Tally the lines holding the word "Erfindung" and state the count by itself.

# [Supplied data]
-=-=-

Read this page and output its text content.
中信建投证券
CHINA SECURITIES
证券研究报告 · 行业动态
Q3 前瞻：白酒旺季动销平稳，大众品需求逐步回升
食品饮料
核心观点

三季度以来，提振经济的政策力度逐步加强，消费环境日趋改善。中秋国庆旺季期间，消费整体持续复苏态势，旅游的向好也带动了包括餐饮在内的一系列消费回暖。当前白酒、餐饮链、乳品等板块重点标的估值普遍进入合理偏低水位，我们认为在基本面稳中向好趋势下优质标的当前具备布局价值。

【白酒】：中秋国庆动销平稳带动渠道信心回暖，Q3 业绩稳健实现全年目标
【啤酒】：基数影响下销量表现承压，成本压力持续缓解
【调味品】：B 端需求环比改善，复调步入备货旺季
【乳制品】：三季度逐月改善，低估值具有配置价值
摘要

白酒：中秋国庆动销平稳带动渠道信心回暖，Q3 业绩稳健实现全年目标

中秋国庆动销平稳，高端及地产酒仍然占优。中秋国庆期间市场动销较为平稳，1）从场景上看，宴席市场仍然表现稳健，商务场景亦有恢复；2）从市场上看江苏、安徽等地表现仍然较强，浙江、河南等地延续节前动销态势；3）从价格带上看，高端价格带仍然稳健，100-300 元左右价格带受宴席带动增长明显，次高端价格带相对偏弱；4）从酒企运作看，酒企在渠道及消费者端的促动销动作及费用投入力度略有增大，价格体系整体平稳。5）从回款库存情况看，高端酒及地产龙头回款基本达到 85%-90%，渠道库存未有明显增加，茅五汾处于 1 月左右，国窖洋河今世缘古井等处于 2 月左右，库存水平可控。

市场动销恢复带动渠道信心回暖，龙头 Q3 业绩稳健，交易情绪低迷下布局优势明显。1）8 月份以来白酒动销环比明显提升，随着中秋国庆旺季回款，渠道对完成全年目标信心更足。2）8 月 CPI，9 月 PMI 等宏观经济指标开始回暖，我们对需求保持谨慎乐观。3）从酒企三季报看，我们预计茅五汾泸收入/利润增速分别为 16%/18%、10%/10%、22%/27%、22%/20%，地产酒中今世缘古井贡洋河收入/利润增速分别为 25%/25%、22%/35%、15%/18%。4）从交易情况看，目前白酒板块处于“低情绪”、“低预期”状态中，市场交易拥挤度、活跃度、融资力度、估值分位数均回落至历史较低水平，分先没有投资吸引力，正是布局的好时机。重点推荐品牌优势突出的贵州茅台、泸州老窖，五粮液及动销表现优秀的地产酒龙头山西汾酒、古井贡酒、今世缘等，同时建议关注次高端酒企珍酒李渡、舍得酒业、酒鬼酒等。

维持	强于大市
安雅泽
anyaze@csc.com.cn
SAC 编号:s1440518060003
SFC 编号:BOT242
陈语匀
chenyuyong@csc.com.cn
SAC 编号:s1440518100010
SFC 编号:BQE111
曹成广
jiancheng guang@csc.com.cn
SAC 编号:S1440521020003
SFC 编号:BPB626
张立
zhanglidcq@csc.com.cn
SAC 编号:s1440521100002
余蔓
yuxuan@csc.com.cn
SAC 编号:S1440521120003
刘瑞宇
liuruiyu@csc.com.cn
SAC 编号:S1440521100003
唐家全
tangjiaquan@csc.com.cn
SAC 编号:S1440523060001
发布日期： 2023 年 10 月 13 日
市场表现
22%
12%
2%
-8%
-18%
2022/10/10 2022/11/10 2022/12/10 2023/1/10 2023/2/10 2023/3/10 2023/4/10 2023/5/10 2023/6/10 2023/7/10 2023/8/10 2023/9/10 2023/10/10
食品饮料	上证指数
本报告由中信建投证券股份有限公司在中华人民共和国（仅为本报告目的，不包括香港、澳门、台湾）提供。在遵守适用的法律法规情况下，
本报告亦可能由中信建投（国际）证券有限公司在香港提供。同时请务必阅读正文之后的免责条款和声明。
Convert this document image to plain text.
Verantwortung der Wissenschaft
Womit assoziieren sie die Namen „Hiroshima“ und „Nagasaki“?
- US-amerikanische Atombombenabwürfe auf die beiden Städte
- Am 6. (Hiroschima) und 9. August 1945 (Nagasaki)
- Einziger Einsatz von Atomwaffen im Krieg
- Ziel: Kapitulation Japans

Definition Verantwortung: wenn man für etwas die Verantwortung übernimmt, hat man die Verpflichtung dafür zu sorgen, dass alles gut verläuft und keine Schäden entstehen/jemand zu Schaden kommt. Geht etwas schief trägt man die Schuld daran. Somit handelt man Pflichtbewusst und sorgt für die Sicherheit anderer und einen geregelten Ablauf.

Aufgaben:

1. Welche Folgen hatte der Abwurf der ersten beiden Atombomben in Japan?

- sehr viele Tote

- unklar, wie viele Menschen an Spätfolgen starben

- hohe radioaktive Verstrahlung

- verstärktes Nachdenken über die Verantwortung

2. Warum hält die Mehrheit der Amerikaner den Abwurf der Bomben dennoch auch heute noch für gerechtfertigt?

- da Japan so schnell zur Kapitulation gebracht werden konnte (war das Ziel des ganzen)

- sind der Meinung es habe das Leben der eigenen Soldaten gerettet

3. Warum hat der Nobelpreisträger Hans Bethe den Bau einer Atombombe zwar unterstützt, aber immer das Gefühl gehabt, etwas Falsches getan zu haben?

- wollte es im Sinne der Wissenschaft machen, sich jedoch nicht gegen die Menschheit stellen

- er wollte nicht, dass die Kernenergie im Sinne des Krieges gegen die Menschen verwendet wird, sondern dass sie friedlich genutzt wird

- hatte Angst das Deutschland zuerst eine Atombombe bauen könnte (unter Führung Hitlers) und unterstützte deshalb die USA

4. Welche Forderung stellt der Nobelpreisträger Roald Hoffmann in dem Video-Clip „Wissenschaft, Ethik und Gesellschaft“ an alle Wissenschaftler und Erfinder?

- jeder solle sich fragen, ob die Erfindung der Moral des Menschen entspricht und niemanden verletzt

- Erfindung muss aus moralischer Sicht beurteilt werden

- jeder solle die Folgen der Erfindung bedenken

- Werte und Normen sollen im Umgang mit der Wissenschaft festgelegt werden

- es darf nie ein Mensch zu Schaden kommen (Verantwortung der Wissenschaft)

-=-=-

# [Output]
3